● Written task
Output the full listing below exactly as it reads, and skip anything that is a picture.

● Data for this task

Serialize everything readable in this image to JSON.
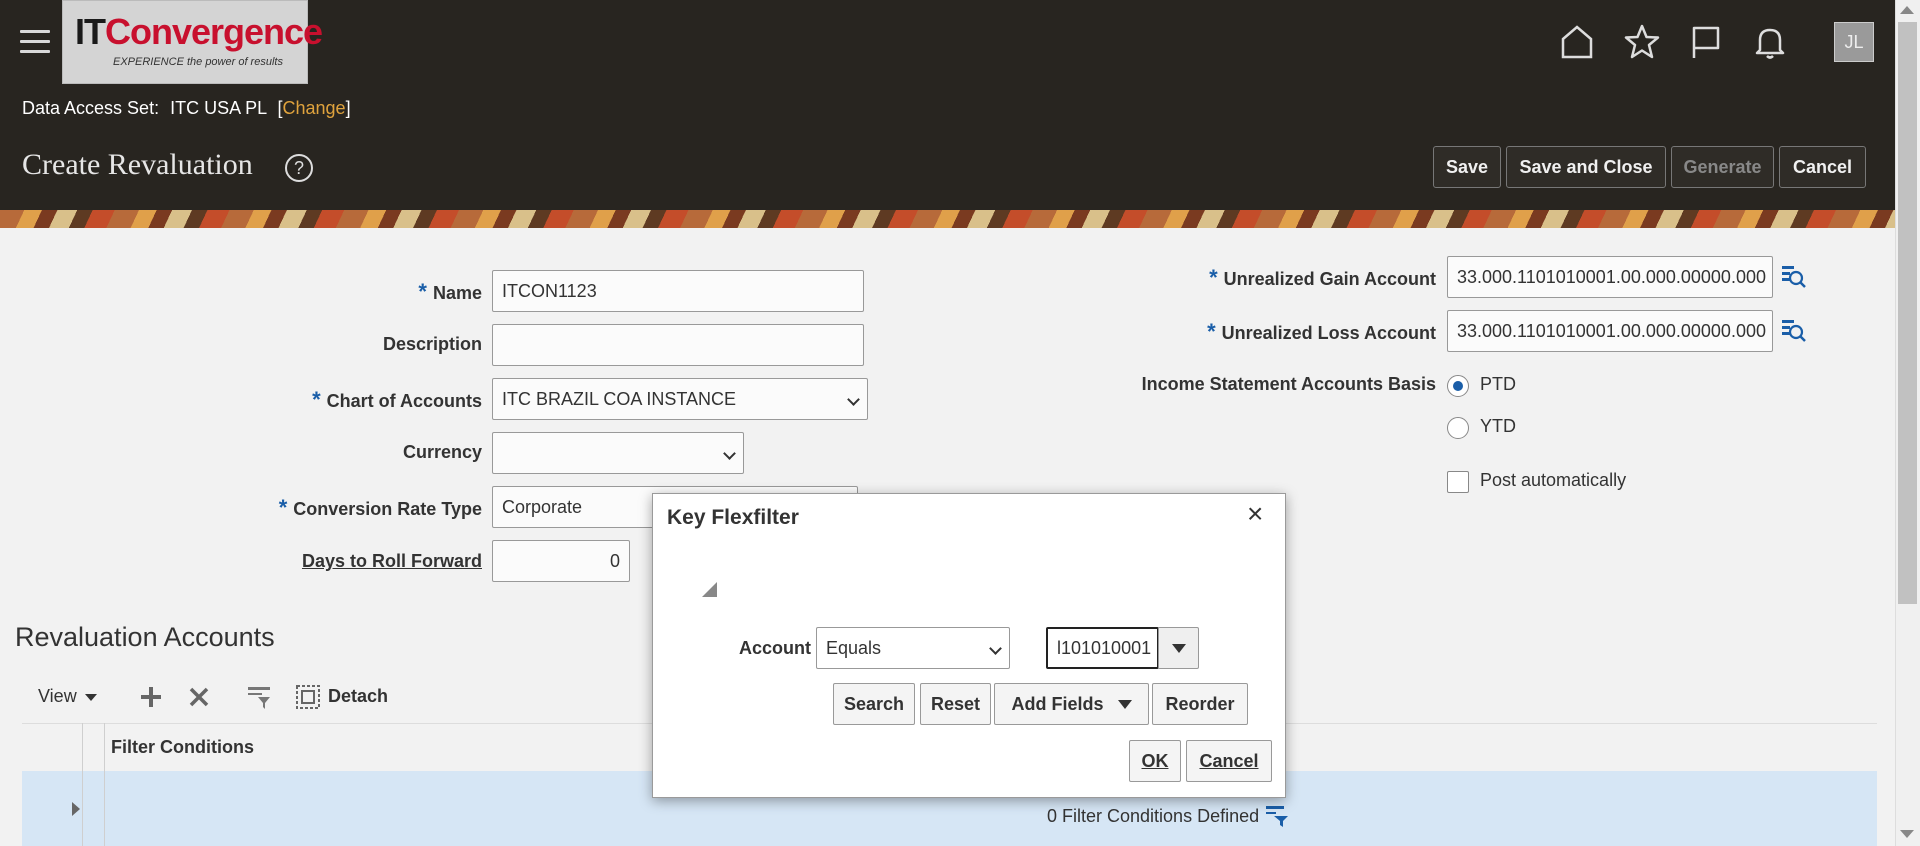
{
  "header": {
    "logo_it": "IT",
    "logo_rest": "Convergence",
    "logo_tagline": "EXPERIENCE the power of results",
    "avatar_initials": "JL",
    "data_access_label": "Data Access Set:",
    "data_access_value": "ITC USA PL",
    "change_open": "[",
    "change_link": "Change",
    "change_close": "]",
    "page_title": "Create Revaluation",
    "help_glyph": "?",
    "buttons": {
      "save": "Save",
      "save_close": "Save and Close",
      "generate": "Generate",
      "cancel": "Cancel"
    }
  },
  "form": {
    "name_label": "Name",
    "name_value": "ITCON1123",
    "description_label": "Description",
    "description_value": "",
    "coa_label": "Chart of Accounts",
    "coa_value": "ITC BRAZIL COA INSTANCE",
    "currency_label": "Currency",
    "currency_value": "",
    "rate_type_label": "Conversion Rate Type",
    "rate_type_value": "Corporate",
    "days_label": "Days to Roll Forward",
    "days_value": "0",
    "gain_label": "Unrealized Gain Account",
    "gain_value": "33.000.1101010001.00.000.00000.000",
    "loss_label": "Unrealized Loss Account",
    "loss_value": "33.000.1101010001.00.000.00000.000",
    "basis_label": "Income Statement Accounts Basis",
    "basis_options": [
      "PTD",
      "YTD"
    ],
    "basis_selected": "PTD",
    "post_auto_label": "Post automatically",
    "post_auto_checked": false
  },
  "revaluation": {
    "title": "Revaluation Accounts",
    "view_label": "View",
    "detach_label": "Detach",
    "column_filter": "Filter Conditions",
    "row_filter_summary": "0 Filter Conditions Defined"
  },
  "dialog": {
    "title": "Key Flexfilter",
    "close_glyph": "×",
    "account_label": "Account",
    "operator_value": "Equals",
    "account_value": "l101010001",
    "buttons": {
      "search": "Search",
      "reset": "Reset",
      "add_fields": "Add Fields",
      "reorder": "Reorder",
      "ok": "OK",
      "cancel": "Cancel"
    }
  },
  "colors": {
    "header_bg": "#282520",
    "accent_blue": "#1a5ea8",
    "link_orange": "#e0a33d",
    "selected_row": "#d6e6f5"
  }
}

● In response
Serialize everything readable in this image to JSON.
{
  "header": {
    "logo_it": "IT",
    "logo_rest": "Convergence",
    "logo_tagline": "EXPERIENCE the power of results",
    "avatar_initials": "JL",
    "data_access_label": "Data Access Set:",
    "data_access_value": "ITC USA PL",
    "change_open": "[",
    "change_link": "Change",
    "change_close": "]",
    "page_title": "Create Revaluation",
    "help_glyph": "?",
    "buttons": {
      "save": "Save",
      "save_close": "Save and Close",
      "generate": "Generate",
      "cancel": "Cancel"
    }
  },
  "form": {
    "name_label": "Name",
    "name_value": "ITCON1123",
    "description_label": "Description",
    "description_value": "",
    "coa_label": "Chart of Accounts",
    "coa_value": "ITC BRAZIL COA INSTANCE",
    "currency_label": "Currency",
    "currency_value": "",
    "rate_type_label": "Conversion Rate Type",
    "rate_type_value": "Corporate",
    "days_label": "Days to Roll Forward",
    "days_value": "0",
    "gain_label": "Unrealized Gain Account",
    "gain_value": "33.000.1101010001.00.000.00000.000",
    "loss_label": "Unrealized Loss Account",
    "loss_value": "33.000.1101010001.00.000.00000.000",
    "basis_label": "Income Statement Accounts Basis",
    "basis_options": [
      "PTD",
      "YTD"
    ],
    "basis_selected": "PTD",
    "post_auto_label": "Post automatically",
    "post_auto_checked": false
  },
  "revaluation": {
    "title": "Revaluation Accounts",
    "view_label": "View",
    "detach_label": "Detach",
    "column_filter": "Filter Conditions",
    "row_filter_summary": "0 Filter Conditions Defined"
  },
  "dialog": {
    "title": "Key Flexfilter",
    "close_glyph": "×",
    "account_label": "Account",
    "operator_value": "Equals",
    "account_value": "l101010001",
    "buttons": {
      "search": "Search",
      "reset": "Reset",
      "add_fields": "Add Fields",
      "reorder": "Reorder",
      "ok": "OK",
      "cancel": "Cancel"
    }
  },
  "colors": {
    "header_bg": "#282520",
    "accent_blue": "#1a5ea8",
    "link_orange": "#e0a33d",
    "selected_row": "#d6e6f5"
  }
}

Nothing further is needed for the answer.